Provided data ->

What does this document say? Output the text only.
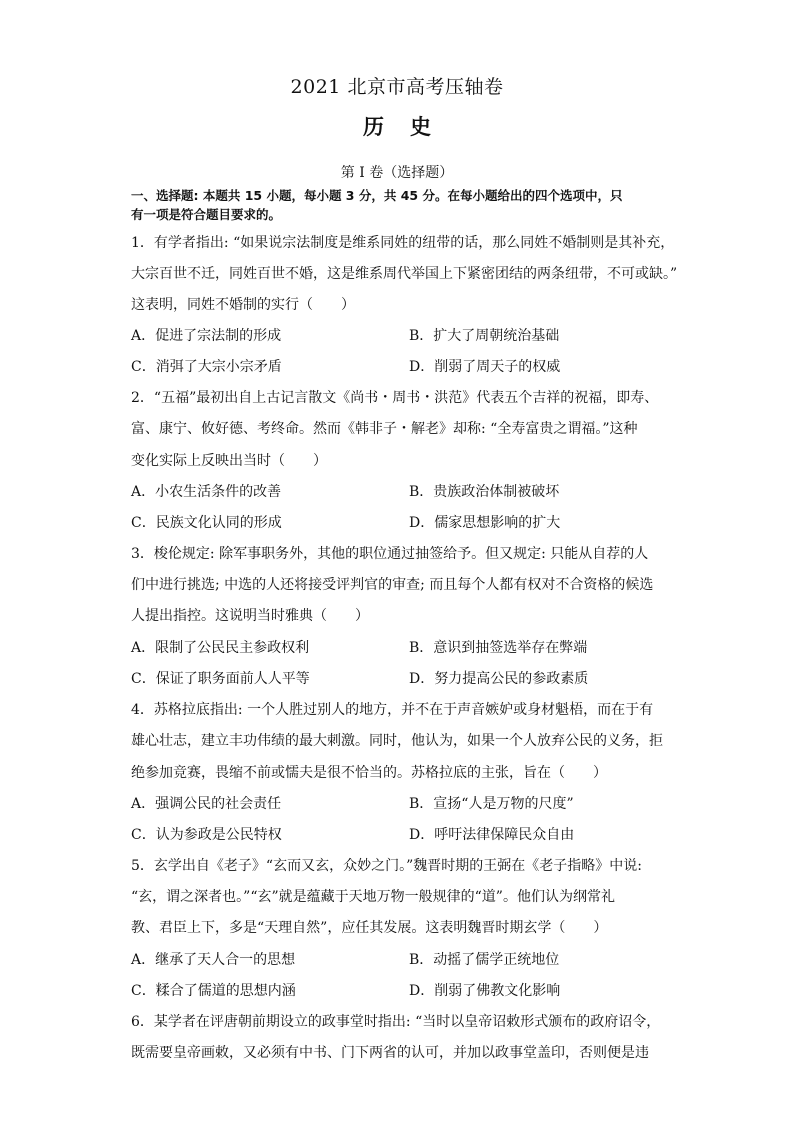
2021 北京市高考压轴卷
历史
第 I 卷（选择题）
一、选择题: 本题共 15 小题，每小题 3 分，共 45 分。在每小题给出的四个选项中，只
有一项是符合题目要求的。
1．有学者指出: “如果说宗法制度是维系同姓的纽带的话，那么同姓不婚制则是其补充，
大宗百世不迁，同姓百世不婚，这是维系周代举国上下紧密团结的两条纽带，不可或缺。”
这表明，同姓不婚制的实行（　　）
A．促进了宗法制的形成	B．扩大了周朝统治基础
C．消弭了大宗小宗矛盾	D．削弱了周天子的权威
2．“五福”最初出自上古记言散文《尚书・周书・洪范》代表五个吉祥的祝福，即寿、
富、康宁、攸好德、考终命。然而《韩非子・解老》却称: “全寿富贵之谓福。”这种
变化实际上反映出当时（　　）
A．小农生活条件的改善	B．贵族政治体制被破坏
C．民族文化认同的形成	D．儒家思想影响的扩大
3．梭伦规定: 除军事职务外，其他的职位通过抽签给予。但又规定: 只能从自荐的人
们中进行挑选; 中选的人还将接受评判官的审查; 而且每个人都有权对不合资格的候选
人提出指控。这说明当时雅典（　　）
A．限制了公民民主参政权利	B．意识到抽签选举存在弊端
C．保证了职务面前人人平等	D．努力提高公民的参政素质
4．苏格拉底指出: 一个人胜过别人的地方，并不在于声音嫉妒或身材魁梧，而在于有
雄心壮志，建立丰功伟绩的最大刺激。同时，他认为，如果一个人放弃公民的义务，拒
绝参加竞赛，畏缩不前或懦夫是很不恰当的。苏格拉底的主张，旨在（　　）
A．强调公民的社会责任	B．宣扬“人是万物的尺度”
C．认为参政是公民特权	D．呼吁法律保障民众自由
5．玄学出自《老子》“玄而又玄，众妙之门。”魏晋时期的王弼在《老子指略》中说:
“玄，谓之深者也。”“玄”就是蕴藏于天地万物一般规律的“道”。他们认为纲常礼
教、君臣上下，多是“天理自然”，应任其发展。这表明魏晋时期玄学（　　）
A．继承了天人合一的思想	B．动摇了儒学正统地位
C．糅合了儒道的思想内涵	D．削弱了佛教文化影响
6．某学者在评唐朝前期设立的政事堂时指出: “当时以皇帝诏敕形式颁布的政府诏令，
既需要皇帝画敕，又必须有中书、门下两省的认可，并加以政事堂盖印，否则便是违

The exercise -> Your job is to transcribe the entries above exactly; skip the pictures.

Problem solution ->
What does this document say? Output the text only.
2021 北京市高考压轴卷
历史
第 I 卷（选择题）
一、选择题: 本题共 15 小题，每小题 3 分，共 45 分。在每小题给出的四个选项中，只
有一项是符合题目要求的。
1．有学者指出: “如果说宗法制度是维系同姓的纽带的话，那么同姓不婚制则是其补充，
大宗百世不迁，同姓百世不婚，这是维系周代举国上下紧密团结的两条纽带，不可或缺。”
这表明，同姓不婚制的实行（　　）
A．促进了宗法制的形成	B．扩大了周朝统治基础
C．消弭了大宗小宗矛盾	D．削弱了周天子的权威
2．“五福”最初出自上古记言散文《尚书・周书・洪范》代表五个吉祥的祝福，即寿、
富、康宁、攸好德、考终命。然而《韩非子・解老》却称: “全寿富贵之谓福。”这种
变化实际上反映出当时（　　）
A．小农生活条件的改善	B．贵族政治体制被破坏
C．民族文化认同的形成	D．儒家思想影响的扩大
3．梭伦规定: 除军事职务外，其他的职位通过抽签给予。但又规定: 只能从自荐的人
们中进行挑选; 中选的人还将接受评判官的审查; 而且每个人都有权对不合资格的候选
人提出指控。这说明当时雅典（　　）
A．限制了公民民主参政权利	B．意识到抽签选举存在弊端
C．保证了职务面前人人平等	D．努力提高公民的参政素质
4．苏格拉底指出: 一个人胜过别人的地方，并不在于声音嫉妒或身材魁梧，而在于有
雄心壮志，建立丰功伟绩的最大刺激。同时，他认为，如果一个人放弃公民的义务，拒
绝参加竞赛，畏缩不前或懦夫是很不恰当的。苏格拉底的主张，旨在（　　）
A．强调公民的社会责任	B．宣扬“人是万物的尺度”
C．认为参政是公民特权	D．呼吁法律保障民众自由
5．玄学出自《老子》“玄而又玄，众妙之门。”魏晋时期的王弼在《老子指略》中说:
“玄，谓之深者也。”“玄”就是蕴藏于天地万物一般规律的“道”。他们认为纲常礼
教、君臣上下，多是“天理自然”，应任其发展。这表明魏晋时期玄学（　　）
A．继承了天人合一的思想	B．动摇了儒学正统地位
C．糅合了儒道的思想内涵	D．削弱了佛教文化影响
6．某学者在评唐朝前期设立的政事堂时指出: “当时以皇帝诏敕形式颁布的政府诏令，
既需要皇帝画敕，又必须有中书、门下两省的认可，并加以政事堂盖印，否则便是违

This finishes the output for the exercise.